Show each line from the listing that includes the word "Unit".

----

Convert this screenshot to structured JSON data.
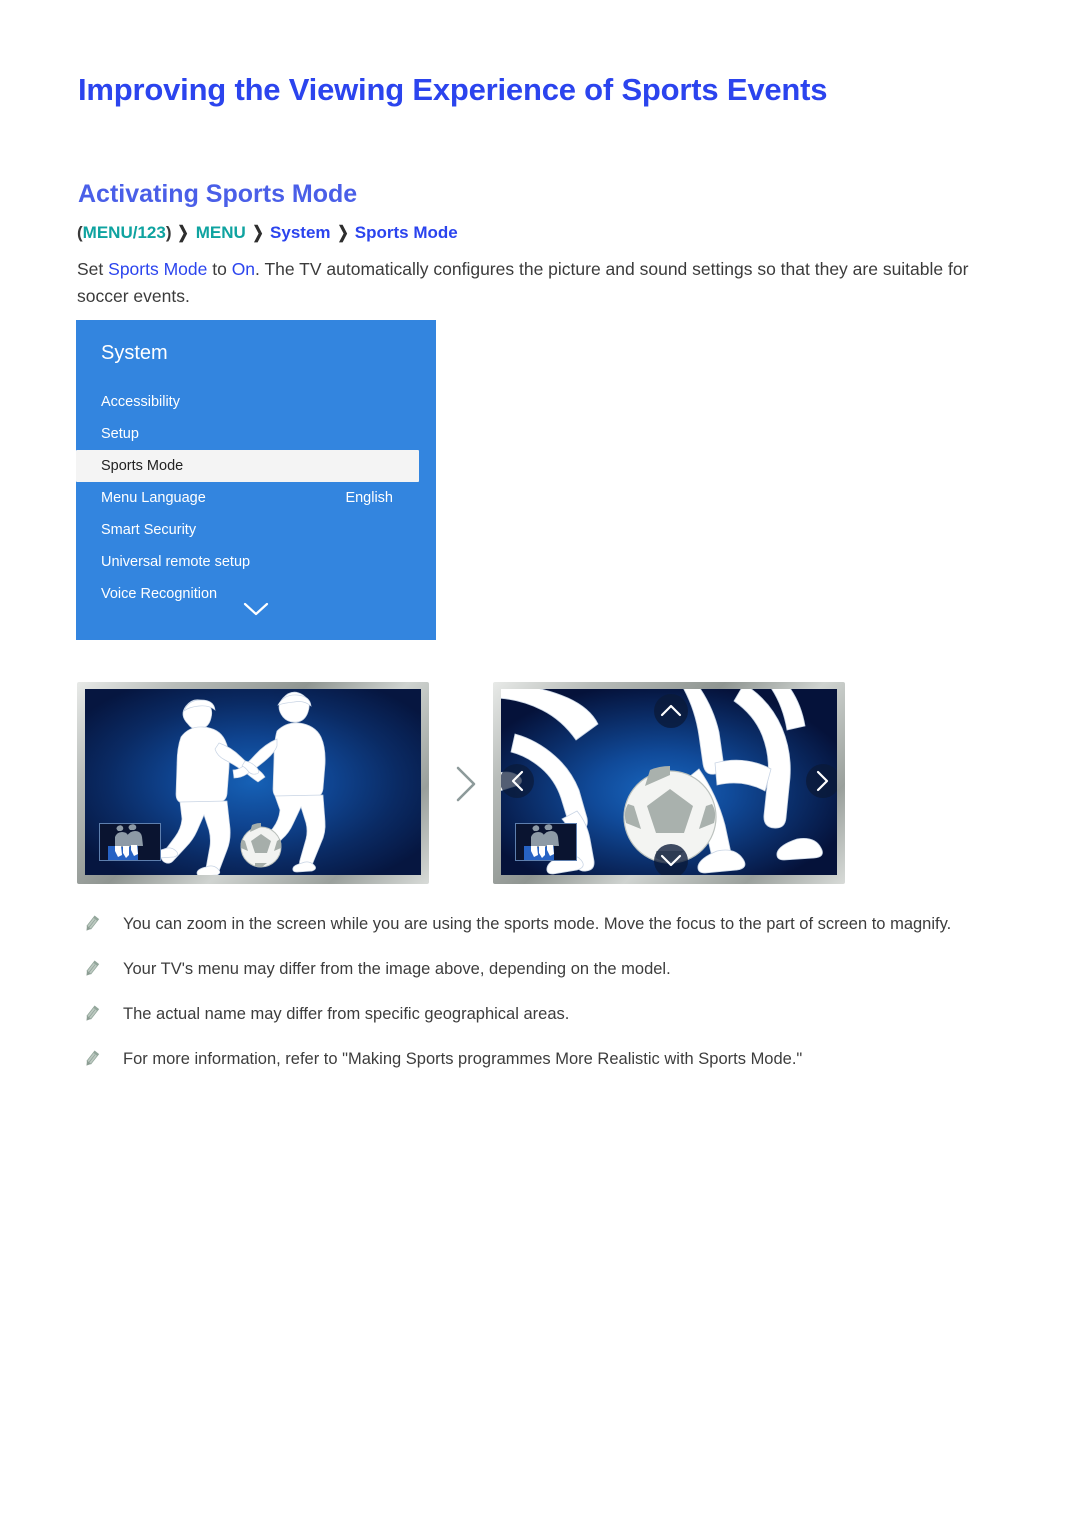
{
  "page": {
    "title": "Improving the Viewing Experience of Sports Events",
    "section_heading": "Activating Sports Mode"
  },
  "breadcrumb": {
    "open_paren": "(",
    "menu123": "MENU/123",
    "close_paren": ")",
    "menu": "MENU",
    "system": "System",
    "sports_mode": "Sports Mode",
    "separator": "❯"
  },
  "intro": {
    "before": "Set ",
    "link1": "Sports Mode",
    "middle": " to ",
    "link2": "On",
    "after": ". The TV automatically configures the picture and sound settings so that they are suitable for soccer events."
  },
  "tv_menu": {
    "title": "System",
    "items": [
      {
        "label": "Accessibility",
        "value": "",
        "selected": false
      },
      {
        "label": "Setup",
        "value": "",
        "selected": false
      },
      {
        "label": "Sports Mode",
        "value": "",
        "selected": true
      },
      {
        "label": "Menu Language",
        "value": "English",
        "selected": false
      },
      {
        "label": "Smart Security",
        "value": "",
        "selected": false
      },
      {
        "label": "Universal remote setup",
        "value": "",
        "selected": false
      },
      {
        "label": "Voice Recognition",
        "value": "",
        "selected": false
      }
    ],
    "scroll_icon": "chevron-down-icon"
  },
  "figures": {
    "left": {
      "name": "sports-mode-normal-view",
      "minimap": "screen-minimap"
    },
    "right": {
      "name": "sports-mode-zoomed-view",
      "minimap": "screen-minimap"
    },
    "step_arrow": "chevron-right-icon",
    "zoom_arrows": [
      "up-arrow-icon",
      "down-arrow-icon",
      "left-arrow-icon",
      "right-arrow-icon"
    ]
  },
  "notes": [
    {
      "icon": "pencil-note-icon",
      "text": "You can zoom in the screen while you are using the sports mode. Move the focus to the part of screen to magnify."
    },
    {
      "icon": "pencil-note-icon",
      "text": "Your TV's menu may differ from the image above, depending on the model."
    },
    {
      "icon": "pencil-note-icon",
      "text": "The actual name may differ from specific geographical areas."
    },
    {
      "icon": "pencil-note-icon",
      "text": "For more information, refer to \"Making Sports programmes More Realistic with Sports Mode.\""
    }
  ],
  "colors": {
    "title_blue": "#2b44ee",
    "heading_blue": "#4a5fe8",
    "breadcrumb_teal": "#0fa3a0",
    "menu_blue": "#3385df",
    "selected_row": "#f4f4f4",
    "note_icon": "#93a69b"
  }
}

----

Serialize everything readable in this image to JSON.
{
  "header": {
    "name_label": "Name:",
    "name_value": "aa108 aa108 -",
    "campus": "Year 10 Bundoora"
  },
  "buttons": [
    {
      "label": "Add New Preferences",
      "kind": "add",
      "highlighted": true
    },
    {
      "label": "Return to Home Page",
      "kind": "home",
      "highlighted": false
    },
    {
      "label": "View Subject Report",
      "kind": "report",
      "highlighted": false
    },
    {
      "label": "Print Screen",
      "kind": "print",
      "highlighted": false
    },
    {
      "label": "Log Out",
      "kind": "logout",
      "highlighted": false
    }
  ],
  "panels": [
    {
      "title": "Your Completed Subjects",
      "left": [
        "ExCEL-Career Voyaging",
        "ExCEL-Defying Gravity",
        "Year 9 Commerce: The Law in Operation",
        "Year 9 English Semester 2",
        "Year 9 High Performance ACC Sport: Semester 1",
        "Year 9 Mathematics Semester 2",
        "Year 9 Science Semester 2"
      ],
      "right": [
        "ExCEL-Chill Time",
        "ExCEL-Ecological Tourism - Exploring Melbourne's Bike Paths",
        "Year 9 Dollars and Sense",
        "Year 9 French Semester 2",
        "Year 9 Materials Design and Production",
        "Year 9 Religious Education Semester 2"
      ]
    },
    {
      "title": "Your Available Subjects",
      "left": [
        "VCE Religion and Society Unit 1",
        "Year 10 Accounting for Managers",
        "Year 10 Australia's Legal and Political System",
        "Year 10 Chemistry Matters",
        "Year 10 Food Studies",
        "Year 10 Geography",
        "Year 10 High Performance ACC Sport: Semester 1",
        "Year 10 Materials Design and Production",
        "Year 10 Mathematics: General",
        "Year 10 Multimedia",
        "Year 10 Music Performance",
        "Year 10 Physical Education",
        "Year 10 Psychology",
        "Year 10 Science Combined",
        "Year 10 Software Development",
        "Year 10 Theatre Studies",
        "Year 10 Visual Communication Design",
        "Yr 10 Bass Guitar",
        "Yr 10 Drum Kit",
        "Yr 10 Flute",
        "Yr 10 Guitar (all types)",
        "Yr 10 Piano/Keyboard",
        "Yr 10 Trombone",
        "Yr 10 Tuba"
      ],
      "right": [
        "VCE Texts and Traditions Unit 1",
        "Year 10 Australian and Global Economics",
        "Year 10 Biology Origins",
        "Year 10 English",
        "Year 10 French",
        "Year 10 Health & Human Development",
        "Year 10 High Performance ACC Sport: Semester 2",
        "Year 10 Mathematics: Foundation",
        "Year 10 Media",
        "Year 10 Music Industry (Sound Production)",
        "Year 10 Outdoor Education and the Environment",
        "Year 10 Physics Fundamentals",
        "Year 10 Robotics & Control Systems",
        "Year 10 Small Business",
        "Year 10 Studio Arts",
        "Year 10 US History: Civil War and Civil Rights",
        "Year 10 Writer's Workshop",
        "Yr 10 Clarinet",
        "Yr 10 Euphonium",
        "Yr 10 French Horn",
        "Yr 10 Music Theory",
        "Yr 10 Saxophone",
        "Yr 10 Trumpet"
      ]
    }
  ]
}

----

ANSWER TO THE EXERCISE »
        "VCE Religion and Society Unit 1",
        "VCE Texts and Traditions Unit 1",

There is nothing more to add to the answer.